• **Written task**
Reproduce, unchanged, the stretch of the records from their first line through the line containing "table-cell-value: 2.11 [645,662,669,675]".

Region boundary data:
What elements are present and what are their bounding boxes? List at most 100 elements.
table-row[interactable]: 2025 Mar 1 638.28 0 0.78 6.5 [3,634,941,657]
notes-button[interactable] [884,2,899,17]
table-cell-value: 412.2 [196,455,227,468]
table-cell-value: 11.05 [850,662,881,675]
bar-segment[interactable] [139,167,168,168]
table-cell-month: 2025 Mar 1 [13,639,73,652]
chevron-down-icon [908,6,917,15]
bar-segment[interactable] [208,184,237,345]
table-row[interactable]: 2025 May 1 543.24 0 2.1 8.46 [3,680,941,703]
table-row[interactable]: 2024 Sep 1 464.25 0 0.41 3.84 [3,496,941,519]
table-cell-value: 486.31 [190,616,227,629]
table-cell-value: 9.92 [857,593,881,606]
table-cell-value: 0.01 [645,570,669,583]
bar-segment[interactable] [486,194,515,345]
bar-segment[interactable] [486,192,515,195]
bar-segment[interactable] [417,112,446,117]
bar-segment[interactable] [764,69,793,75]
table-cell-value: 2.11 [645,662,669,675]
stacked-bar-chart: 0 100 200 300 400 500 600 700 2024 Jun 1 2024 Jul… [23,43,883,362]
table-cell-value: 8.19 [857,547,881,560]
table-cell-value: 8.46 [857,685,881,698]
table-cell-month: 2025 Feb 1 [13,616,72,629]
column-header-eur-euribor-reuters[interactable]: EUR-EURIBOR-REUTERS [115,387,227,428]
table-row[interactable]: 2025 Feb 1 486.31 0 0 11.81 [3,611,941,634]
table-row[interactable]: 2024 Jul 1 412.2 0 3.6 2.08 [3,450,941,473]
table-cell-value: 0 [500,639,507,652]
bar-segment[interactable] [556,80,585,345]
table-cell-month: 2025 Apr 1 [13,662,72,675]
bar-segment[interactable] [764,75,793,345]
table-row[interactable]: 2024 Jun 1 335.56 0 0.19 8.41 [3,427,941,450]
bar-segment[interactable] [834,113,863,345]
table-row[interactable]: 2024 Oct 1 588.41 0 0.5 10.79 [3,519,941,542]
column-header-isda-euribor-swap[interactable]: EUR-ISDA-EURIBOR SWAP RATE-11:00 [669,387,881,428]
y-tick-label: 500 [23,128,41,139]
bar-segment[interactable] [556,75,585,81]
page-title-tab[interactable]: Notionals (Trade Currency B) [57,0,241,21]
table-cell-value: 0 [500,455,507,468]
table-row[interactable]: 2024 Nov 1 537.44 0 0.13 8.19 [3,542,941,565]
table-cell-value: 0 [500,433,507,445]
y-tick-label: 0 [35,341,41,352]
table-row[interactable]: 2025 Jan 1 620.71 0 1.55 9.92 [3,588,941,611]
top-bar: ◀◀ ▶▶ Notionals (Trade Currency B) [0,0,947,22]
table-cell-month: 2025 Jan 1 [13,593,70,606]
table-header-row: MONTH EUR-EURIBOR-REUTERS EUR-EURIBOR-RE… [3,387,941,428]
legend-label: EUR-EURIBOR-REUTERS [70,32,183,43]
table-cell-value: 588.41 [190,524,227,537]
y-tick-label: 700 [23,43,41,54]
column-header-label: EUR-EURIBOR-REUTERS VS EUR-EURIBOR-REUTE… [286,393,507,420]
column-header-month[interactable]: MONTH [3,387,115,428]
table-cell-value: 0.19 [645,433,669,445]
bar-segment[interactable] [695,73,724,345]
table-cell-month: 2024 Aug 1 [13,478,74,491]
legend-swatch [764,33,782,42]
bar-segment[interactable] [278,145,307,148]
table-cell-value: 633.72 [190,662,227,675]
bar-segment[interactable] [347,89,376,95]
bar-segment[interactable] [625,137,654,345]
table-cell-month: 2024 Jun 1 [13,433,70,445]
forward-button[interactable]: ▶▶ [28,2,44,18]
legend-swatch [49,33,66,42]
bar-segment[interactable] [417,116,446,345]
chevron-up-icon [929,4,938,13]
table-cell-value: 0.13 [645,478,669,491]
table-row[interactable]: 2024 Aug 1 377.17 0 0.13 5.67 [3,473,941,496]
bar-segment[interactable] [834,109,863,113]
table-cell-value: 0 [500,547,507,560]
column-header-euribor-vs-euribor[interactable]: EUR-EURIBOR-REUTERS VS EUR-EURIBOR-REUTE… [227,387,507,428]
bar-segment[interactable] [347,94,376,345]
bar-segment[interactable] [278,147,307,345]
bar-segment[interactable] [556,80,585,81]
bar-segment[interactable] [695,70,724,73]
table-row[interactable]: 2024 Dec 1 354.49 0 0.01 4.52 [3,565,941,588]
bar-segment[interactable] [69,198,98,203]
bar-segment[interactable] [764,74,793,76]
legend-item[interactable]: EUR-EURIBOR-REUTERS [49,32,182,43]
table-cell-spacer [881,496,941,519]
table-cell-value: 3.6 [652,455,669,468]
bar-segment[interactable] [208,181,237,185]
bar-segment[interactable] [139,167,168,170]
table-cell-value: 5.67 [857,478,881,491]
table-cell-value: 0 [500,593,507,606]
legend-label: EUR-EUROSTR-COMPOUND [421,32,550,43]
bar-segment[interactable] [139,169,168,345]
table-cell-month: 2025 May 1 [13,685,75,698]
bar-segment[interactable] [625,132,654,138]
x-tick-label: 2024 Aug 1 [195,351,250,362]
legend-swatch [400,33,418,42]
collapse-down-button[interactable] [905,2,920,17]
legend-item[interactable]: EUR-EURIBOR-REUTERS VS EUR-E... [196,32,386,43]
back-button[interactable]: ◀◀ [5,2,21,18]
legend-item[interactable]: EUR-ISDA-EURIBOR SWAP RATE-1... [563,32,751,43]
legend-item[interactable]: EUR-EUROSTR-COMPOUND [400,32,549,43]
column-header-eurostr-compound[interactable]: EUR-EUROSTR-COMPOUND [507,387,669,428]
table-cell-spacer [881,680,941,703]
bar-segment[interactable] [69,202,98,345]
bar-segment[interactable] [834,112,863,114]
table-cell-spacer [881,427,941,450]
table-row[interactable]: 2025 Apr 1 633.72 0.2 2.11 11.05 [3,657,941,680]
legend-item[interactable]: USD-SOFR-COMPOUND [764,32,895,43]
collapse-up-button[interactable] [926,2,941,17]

• **Problem solution**
What elements are present and what are their bounding boxes? List at most 100 elements.
table-row[interactable]: 2025 Mar 1 638.28 0 0.78 6.5 [3,634,941,657]
notes-button[interactable] [884,2,899,17]
table-cell-value: 412.2 [196,455,227,468]
table-cell-value: 11.05 [850,662,881,675]
bar-segment[interactable] [139,167,168,168]
table-cell-month: 2025 Mar 1 [13,639,73,652]
chevron-down-icon [908,6,917,15]
bar-segment[interactable] [208,184,237,345]
table-row[interactable]: 2025 May 1 543.24 0 2.1 8.46 [3,680,941,703]
table-row[interactable]: 2024 Sep 1 464.25 0 0.41 3.84 [3,496,941,519]
table-cell-value: 486.31 [190,616,227,629]
table-cell-value: 9.92 [857,593,881,606]
table-cell-value: 0.01 [645,570,669,583]
bar-segment[interactable] [486,194,515,345]
bar-segment[interactable] [486,192,515,195]
bar-segment[interactable] [417,112,446,117]
bar-segment[interactable] [764,69,793,75]
table-cell-value: 2.11 [645,662,669,675]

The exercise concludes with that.